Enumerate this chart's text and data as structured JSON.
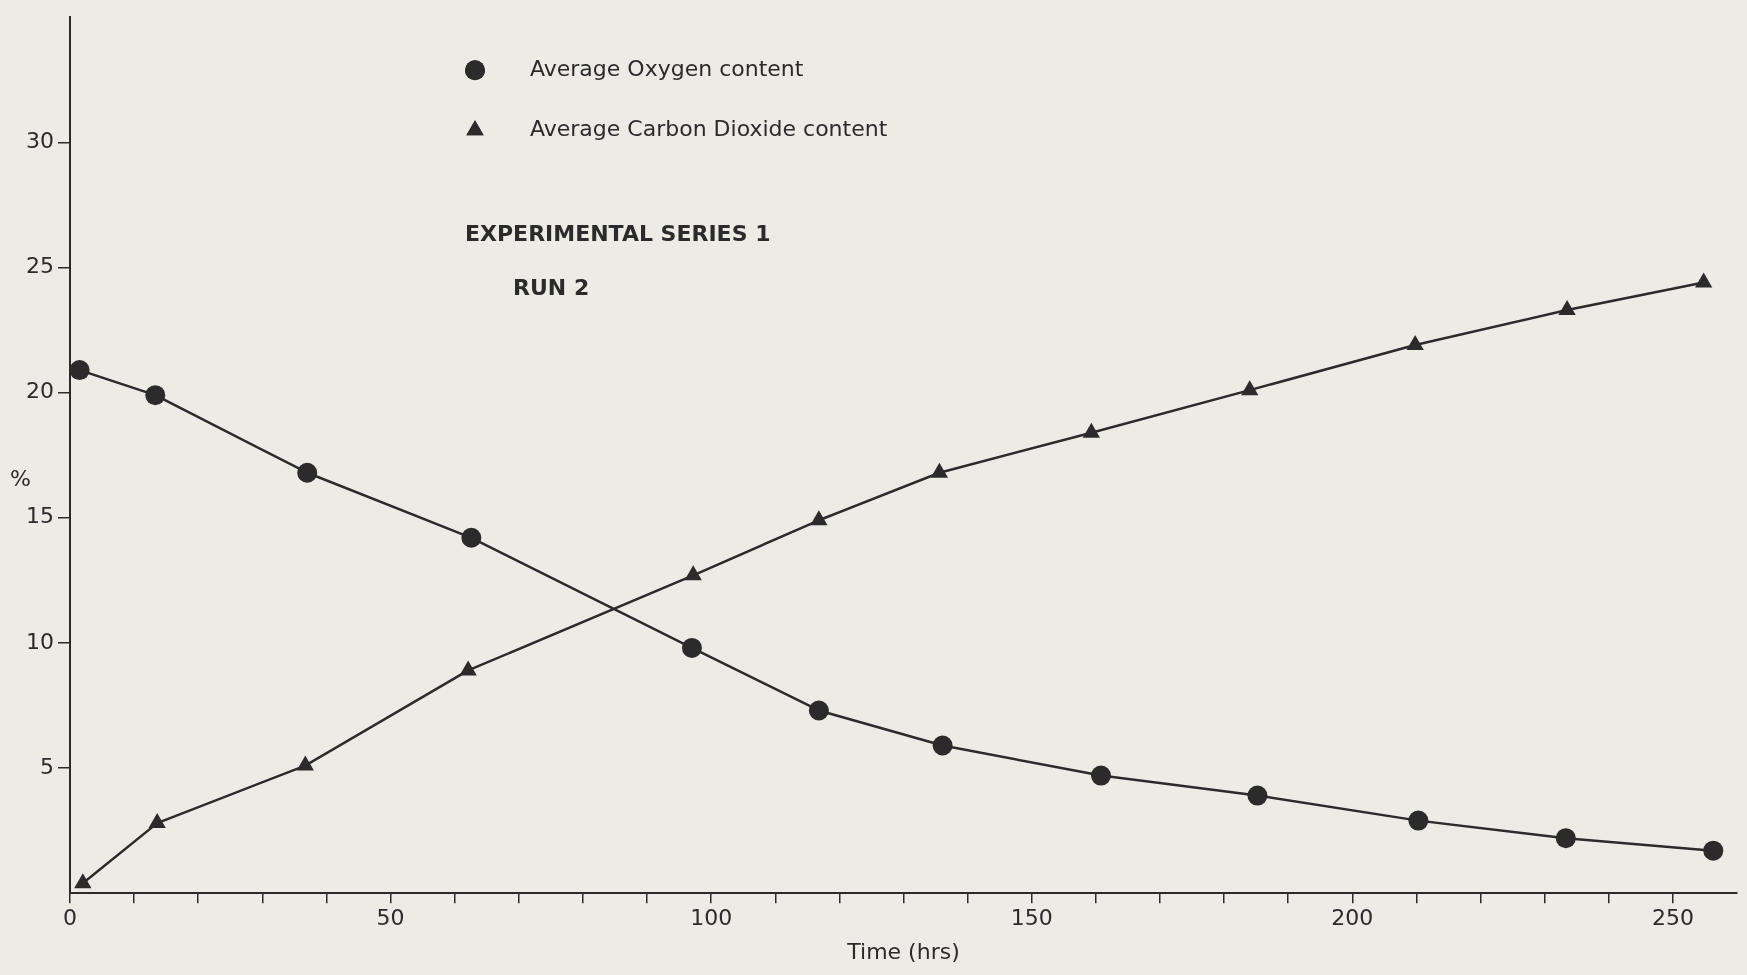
{
  "chart_data": {
    "type": "line",
    "xlabel": "Time (hrs)",
    "ylabel": "%",
    "annotations": [
      "EXPERIMENTAL SERIES 1",
      "RUN 2"
    ],
    "xlim": [
      0,
      260
    ],
    "ylim": [
      0,
      35
    ],
    "xticks": [
      0,
      {
        "value": 10,
        "label": null
      },
      {
        "value": 20,
        "label": null
      },
      {
        "value": 30,
        "label": null
      },
      {
        "value": 40,
        "label": null
      },
      50,
      {
        "value": 60,
        "label": null
      },
      {
        "value": 70,
        "label": null
      },
      {
        "value": 80,
        "label": null
      },
      {
        "value": 90,
        "label": null
      },
      100,
      {
        "value": 110,
        "label": null
      },
      {
        "value": 120,
        "label": null
      },
      {
        "value": 130,
        "label": null
      },
      {
        "value": 140,
        "label": null
      },
      150,
      {
        "value": 160,
        "label": null
      },
      {
        "value": 170,
        "label": null
      },
      {
        "value": 180,
        "label": null
      },
      {
        "value": 190,
        "label": null
      },
      200,
      {
        "value": 210,
        "label": null
      },
      {
        "value": 220,
        "label": null
      },
      {
        "value": 230,
        "label": null
      },
      {
        "value": 240,
        "label": null
      },
      250
    ],
    "yticks": [
      5,
      10,
      15,
      20,
      25,
      30
    ],
    "grid": false,
    "legend": "top left",
    "line_style": "solid",
    "series": [
      {
        "name": "Average Oxygen content",
        "color": "#2b2b2b",
        "marker": "circle",
        "x": [
          1.5,
          13.3,
          37,
          62.6,
          97,
          116.8,
          136.1,
          160.8,
          185.2,
          210.3,
          233.3,
          256.3
        ],
        "values": [
          20.9,
          19.9,
          16.8,
          14.2,
          9.8,
          7.3,
          5.9,
          4.7,
          3.9,
          2.9,
          2.2,
          1.7
        ]
      },
      {
        "name": "Average Carbon Dioxide content",
        "color": "#2b2b2b",
        "marker": "triangle",
        "x": [
          2,
          13.6,
          36.7,
          62.1,
          97.2,
          116.8,
          135.6,
          159.3,
          184,
          209.8,
          233.5,
          254.8
        ],
        "values": [
          0.4,
          2.8,
          5.1,
          8.9,
          12.7,
          14.9,
          16.8,
          18.4,
          20.1,
          21.9,
          23.3,
          24.4
        ]
      }
    ]
  }
}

■ ■ ■

Copy the data word for word. Pictures do not go in the copy.

** Completed task **
Enumerate this chart's text and data as structured JSON.
{
  "chart_data": {
    "type": "line",
    "xlabel": "Time (hrs)",
    "ylabel": "%",
    "annotations": [
      "EXPERIMENTAL SERIES 1",
      "RUN 2"
    ],
    "xlim": [
      0,
      260
    ],
    "ylim": [
      0,
      35
    ],
    "xticks": [
      0,
      {
        "value": 10,
        "label": null
      },
      {
        "value": 20,
        "label": null
      },
      {
        "value": 30,
        "label": null
      },
      {
        "value": 40,
        "label": null
      },
      50,
      {
        "value": 60,
        "label": null
      },
      {
        "value": 70,
        "label": null
      },
      {
        "value": 80,
        "label": null
      },
      {
        "value": 90,
        "label": null
      },
      100,
      {
        "value": 110,
        "label": null
      },
      {
        "value": 120,
        "label": null
      },
      {
        "value": 130,
        "label": null
      },
      {
        "value": 140,
        "label": null
      },
      150,
      {
        "value": 160,
        "label": null
      },
      {
        "value": 170,
        "label": null
      },
      {
        "value": 180,
        "label": null
      },
      {
        "value": 190,
        "label": null
      },
      200,
      {
        "value": 210,
        "label": null
      },
      {
        "value": 220,
        "label": null
      },
      {
        "value": 230,
        "label": null
      },
      {
        "value": 240,
        "label": null
      },
      250
    ],
    "yticks": [
      5,
      10,
      15,
      20,
      25,
      30
    ],
    "grid": false,
    "legend": "top left",
    "line_style": "solid",
    "series": [
      {
        "name": "Average Oxygen content",
        "color": "#2b2b2b",
        "marker": "circle",
        "x": [
          1.5,
          13.3,
          37,
          62.6,
          97,
          116.8,
          136.1,
          160.8,
          185.2,
          210.3,
          233.3,
          256.3
        ],
        "values": [
          20.9,
          19.9,
          16.8,
          14.2,
          9.8,
          7.3,
          5.9,
          4.7,
          3.9,
          2.9,
          2.2,
          1.7
        ]
      },
      {
        "name": "Average Carbon Dioxide content",
        "color": "#2b2b2b",
        "marker": "triangle",
        "x": [
          2,
          13.6,
          36.7,
          62.1,
          97.2,
          116.8,
          135.6,
          159.3,
          184,
          209.8,
          233.5,
          254.8
        ],
        "values": [
          0.4,
          2.8,
          5.1,
          8.9,
          12.7,
          14.9,
          16.8,
          18.4,
          20.1,
          21.9,
          23.3,
          24.4
        ]
      }
    ]
  }
}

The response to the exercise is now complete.